[Listed records]
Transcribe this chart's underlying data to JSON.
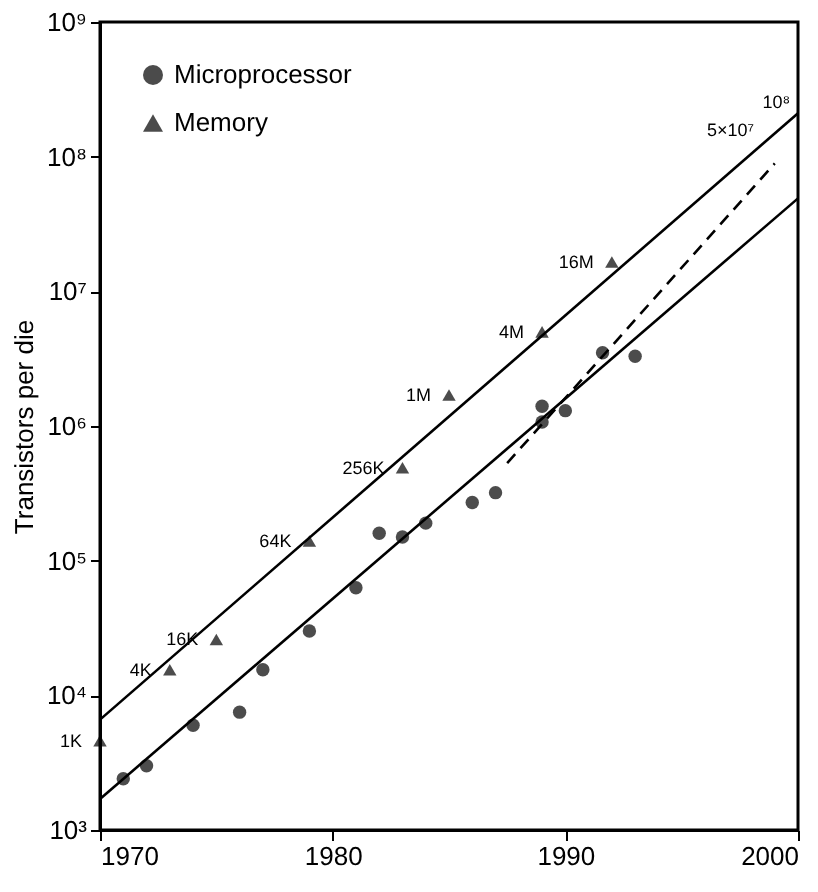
{
  "chart_data": {
    "type": "scatter",
    "ylabel": "Transistors per die",
    "log": "y",
    "grid": false,
    "legend": "top left",
    "xlim": [
      1970,
      2000
    ],
    "xticks": [
      1970,
      1980,
      1990,
      2000
    ],
    "ylim": [
      1000,
      1000000000
    ],
    "yticks": [
      {
        "value": 1000,
        "label": "10³"
      },
      {
        "value": 10000,
        "label": "10⁴"
      },
      {
        "value": 100000,
        "label": "10⁵"
      },
      {
        "value": 1000000,
        "label": "10⁶"
      },
      {
        "value": 10000000,
        "label": "10⁷"
      },
      {
        "value": 100000000,
        "label": "10⁸"
      },
      {
        "value": 1000000000,
        "label": "10⁹"
      }
    ],
    "series": [
      {
        "name": "Microprocessor",
        "type": "scatter",
        "marker": "circle",
        "color": "#000000",
        "x": [
          1971,
          1972,
          1974,
          1976,
          1977,
          1979,
          1981,
          1982,
          1983,
          1984,
          1986,
          1987,
          1989,
          1989,
          1990,
          1991.6,
          1993
        ],
        "values": [
          2400,
          3000,
          6000,
          7500,
          15500,
          30000,
          63000,
          160000,
          150000,
          190000,
          270000,
          320000,
          1400000,
          1070000,
          1300000,
          3500000,
          3300000
        ]
      },
      {
        "name": "Memory",
        "type": "scatter",
        "marker": "triangle",
        "color": "#000000",
        "x": [
          1970,
          1973,
          1975,
          1979,
          1983,
          1985,
          1989,
          1992
        ],
        "values": [
          4600,
          15500,
          26000,
          140000,
          490000,
          1700000,
          5000000,
          16500000
        ]
      },
      {
        "type": "line",
        "line_style": "solid",
        "color": "#000000",
        "x": [
          1970,
          2000
        ],
        "values": [
          6600,
          210000000
        ]
      },
      {
        "type": "line",
        "line_style": "solid",
        "color": "#000000",
        "x": [
          1970,
          2000
        ],
        "values": [
          1700,
          49000000
        ]
      },
      {
        "type": "line",
        "line_style": "dashed",
        "color": "#000000",
        "x": [
          1987.5,
          1999
        ],
        "values": [
          530000,
          89000000
        ]
      }
    ],
    "annotations": [
      {
        "text": "1K",
        "x": 1970,
        "y": 4600
      },
      {
        "text": "4K",
        "x": 1973,
        "y": 15500
      },
      {
        "text": "16K",
        "x": 1975,
        "y": 26000
      },
      {
        "text": "64K",
        "x": 1979,
        "y": 140000
      },
      {
        "text": "256K",
        "x": 1983,
        "y": 490000
      },
      {
        "text": "1M",
        "x": 1985,
        "y": 1700000
      },
      {
        "text": "4M",
        "x": 1989,
        "y": 5000000
      },
      {
        "text": "16M",
        "x": 1992,
        "y": 16500000
      },
      "10⁸",
      "5×10⁷"
    ]
  }
}
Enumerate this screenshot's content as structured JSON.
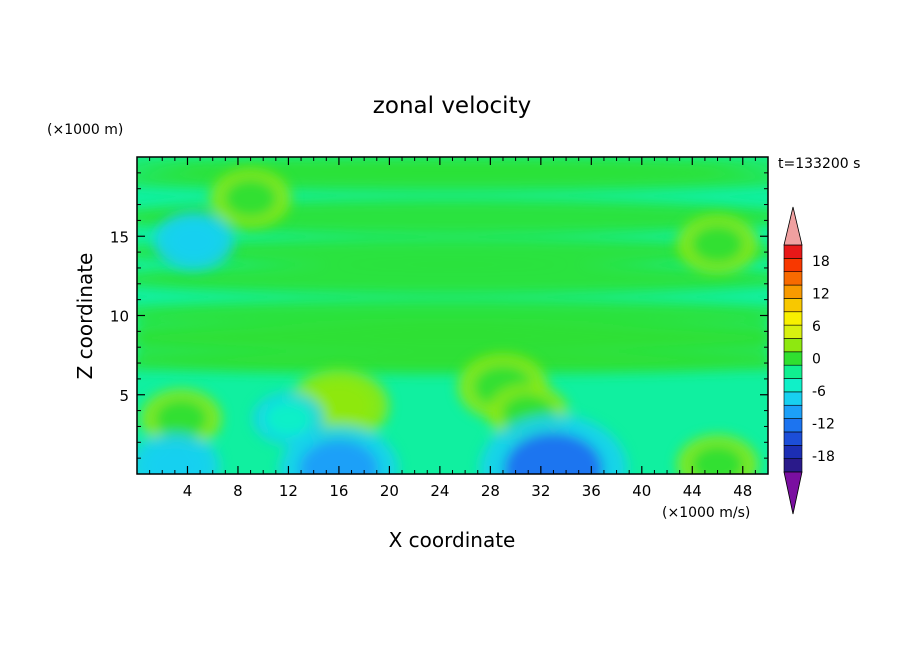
{
  "chart_data": {
    "type": "heatmap",
    "title": "zonal velocity",
    "xlabel": "X coordinate",
    "ylabel": "Z coordinate",
    "x_units": "(×1000 m/s)",
    "y_units": "(×1000 m)",
    "time_label": "t=133200 s",
    "xlim": [
      0,
      50
    ],
    "ylim": [
      0,
      20
    ],
    "x_ticks": [
      4,
      8,
      12,
      16,
      20,
      24,
      28,
      32,
      36,
      40,
      44,
      48
    ],
    "y_ticks": [
      5,
      10,
      15
    ],
    "colorbar": {
      "range": [
        -21,
        21
      ],
      "step": 3,
      "tick_values": [
        18,
        12,
        6,
        0,
        -6,
        -12,
        -18
      ],
      "extend": "both",
      "colors": [
        "#7a0fa0",
        "#2a1a8a",
        "#1c2eb4",
        "#1c4ed8",
        "#1c74f0",
        "#1ca0f8",
        "#18d0f0",
        "#10f0c8",
        "#10f090",
        "#30e030",
        "#8ee810",
        "#d8f010",
        "#f8f000",
        "#f8c800",
        "#f89a00",
        "#f86a00",
        "#f83800",
        "#e81818",
        "#f0a0a0"
      ]
    },
    "field_summary": [
      {
        "x": 16,
        "z": 4.3,
        "value": 6
      },
      {
        "x": 3.5,
        "z": 3.5,
        "value": 4
      },
      {
        "x": 29,
        "z": 5.5,
        "value": 5
      },
      {
        "x": 31,
        "z": 3.8,
        "value": 4
      },
      {
        "x": 16,
        "z": 0.3,
        "value": -8
      },
      {
        "x": 33,
        "z": 0.3,
        "value": -11
      },
      {
        "x": 3,
        "z": 0.5,
        "value": -5
      },
      {
        "x": 9,
        "z": 17.4,
        "value": 4
      },
      {
        "x": 46,
        "z": 14.5,
        "value": 4
      },
      {
        "x": 4.5,
        "z": 14.7,
        "value": -4
      },
      {
        "x": 12,
        "z": 3.5,
        "value": -3
      },
      {
        "x": 46,
        "z": 0.6,
        "value": 4
      }
    ]
  }
}
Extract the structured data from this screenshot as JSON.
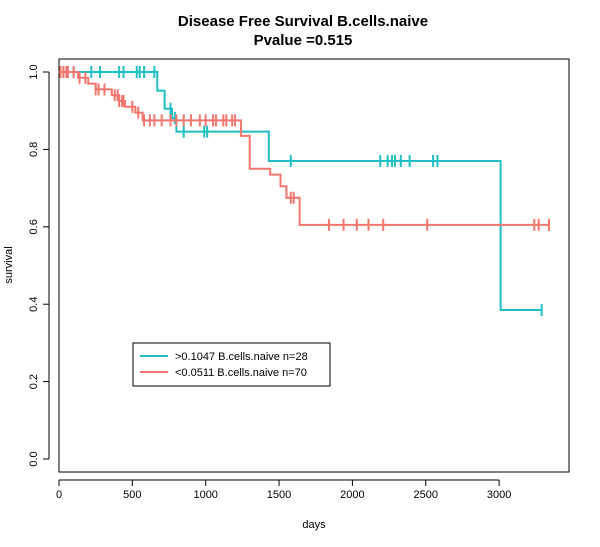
{
  "chart_data": {
    "type": "line",
    "title": "Disease Free Survival B.cells.naive",
    "subtitle": "Pvalue =0.515",
    "xlabel": "days",
    "ylabel": "survival",
    "xlim": [
      0,
      3400
    ],
    "ylim": [
      0,
      1.0
    ],
    "xticks": [
      0,
      500,
      1000,
      1500,
      2000,
      2500,
      3000
    ],
    "yticks": [
      0.0,
      0.2,
      0.4,
      0.6,
      0.8,
      1.0
    ],
    "xtick_labels": [
      "0",
      "500",
      "1000",
      "1500",
      "2000",
      "2500",
      "3000"
    ],
    "ytick_labels": [
      "0.0",
      "0.2",
      "0.4",
      "0.6",
      "0.8",
      "1.0"
    ],
    "grid": false,
    "legend_position": "bottom-left",
    "series": [
      {
        "name": ">0.1047 B.cells.naive n=28",
        "color": "#1fbfc3",
        "steps": [
          [
            0,
            1.0
          ],
          [
            670,
            1.0
          ],
          [
            670,
            0.952
          ],
          [
            720,
            0.952
          ],
          [
            720,
            0.905
          ],
          [
            770,
            0.905
          ],
          [
            770,
            0.881
          ],
          [
            800,
            0.881
          ],
          [
            800,
            0.846
          ],
          [
            1430,
            0.846
          ],
          [
            1430,
            0.77
          ],
          [
            3010,
            0.77
          ],
          [
            3010,
            0.385
          ],
          [
            3290,
            0.385
          ]
        ],
        "censor_x": [
          30,
          60,
          100,
          220,
          280,
          410,
          440,
          530,
          550,
          580,
          650,
          760,
          790,
          850,
          990,
          1010,
          1580,
          2190,
          2240,
          2270,
          2290,
          2330,
          2390,
          2550,
          2580,
          3290
        ]
      },
      {
        "name": "<0.0511 B.cells.naive n=70",
        "color": "#f2766d",
        "steps": [
          [
            0,
            1.0
          ],
          [
            130,
            1.0
          ],
          [
            130,
            0.985
          ],
          [
            200,
            0.985
          ],
          [
            200,
            0.97
          ],
          [
            250,
            0.97
          ],
          [
            250,
            0.955
          ],
          [
            360,
            0.955
          ],
          [
            360,
            0.94
          ],
          [
            410,
            0.94
          ],
          [
            410,
            0.925
          ],
          [
            450,
            0.925
          ],
          [
            450,
            0.91
          ],
          [
            520,
            0.91
          ],
          [
            520,
            0.895
          ],
          [
            570,
            0.895
          ],
          [
            570,
            0.875
          ],
          [
            1240,
            0.875
          ],
          [
            1240,
            0.835
          ],
          [
            1300,
            0.835
          ],
          [
            1300,
            0.75
          ],
          [
            1440,
            0.75
          ],
          [
            1440,
            0.735
          ],
          [
            1510,
            0.735
          ],
          [
            1510,
            0.705
          ],
          [
            1550,
            0.705
          ],
          [
            1550,
            0.675
          ],
          [
            1640,
            0.675
          ],
          [
            1640,
            0.605
          ],
          [
            3340,
            0.605
          ]
        ],
        "censor_x": [
          10,
          30,
          50,
          60,
          100,
          140,
          180,
          250,
          270,
          310,
          380,
          400,
          410,
          430,
          440,
          500,
          540,
          580,
          620,
          650,
          700,
          760,
          800,
          850,
          900,
          960,
          1000,
          1050,
          1070,
          1120,
          1140,
          1180,
          1200,
          1580,
          1600,
          1840,
          1940,
          2030,
          2110,
          2210,
          2510,
          3240,
          3270,
          3340
        ]
      }
    ]
  }
}
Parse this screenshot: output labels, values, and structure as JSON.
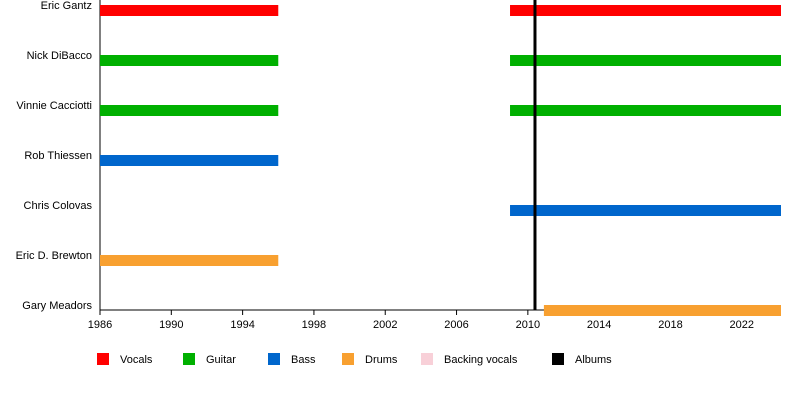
{
  "chart_data": {
    "type": "timeline",
    "categories": [
      "Eric Gantz",
      "Nick DiBacco",
      "Vinnie Cacciotti",
      "Rob Thiessen",
      "Chris Colovas",
      "Eric D. Brewton",
      "Gary Meadors"
    ],
    "series": [
      {
        "name": "Vocals",
        "color": "#ff0000",
        "values": [
          [
            [
              1986,
              1996
            ],
            [
              2009,
              2024.2
            ]
          ],
          [],
          [],
          [],
          [],
          [],
          []
        ]
      },
      {
        "name": "Guitar",
        "color": "#00b000",
        "values": [
          [],
          [
            [
              1986,
              1996
            ],
            [
              2009,
              2024.2
            ]
          ],
          [
            [
              1986,
              1996
            ],
            [
              2009,
              2024.2
            ]
          ],
          [],
          [],
          [],
          []
        ]
      },
      {
        "name": "Bass",
        "color": "#0066cc",
        "values": [
          [],
          [],
          [],
          [
            [
              1986,
              1996
            ]
          ],
          [
            [
              2009,
              2024.2
            ]
          ],
          [],
          []
        ]
      },
      {
        "name": "Drums",
        "color": "#f8a030",
        "values": [
          [],
          [],
          [],
          [],
          [],
          [
            [
              1986,
              1996
            ]
          ],
          [
            [
              2010.9,
              2024.2
            ]
          ]
        ]
      },
      {
        "name": "Backing vocals",
        "color": "#f8d0d8",
        "values": [
          [],
          [],
          [],
          [],
          [],
          [],
          []
        ]
      }
    ],
    "events": {
      "name": "Albums",
      "color": "#000000",
      "values": [
        2010.4
      ]
    },
    "xlim": [
      1986,
      2024.2
    ],
    "xticks": [
      1986,
      1990,
      1994,
      1998,
      2002,
      2006,
      2010,
      2014,
      2018,
      2022
    ]
  }
}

[Stated exercise]
Copy out each line of the listing that holds "screenshot".

[Output below]
Enumerate this screenshot's content as structured JSON.
Extract the structured data from this screenshot as JSON.
Parse this screenshot: output labels, values, and structure as JSON.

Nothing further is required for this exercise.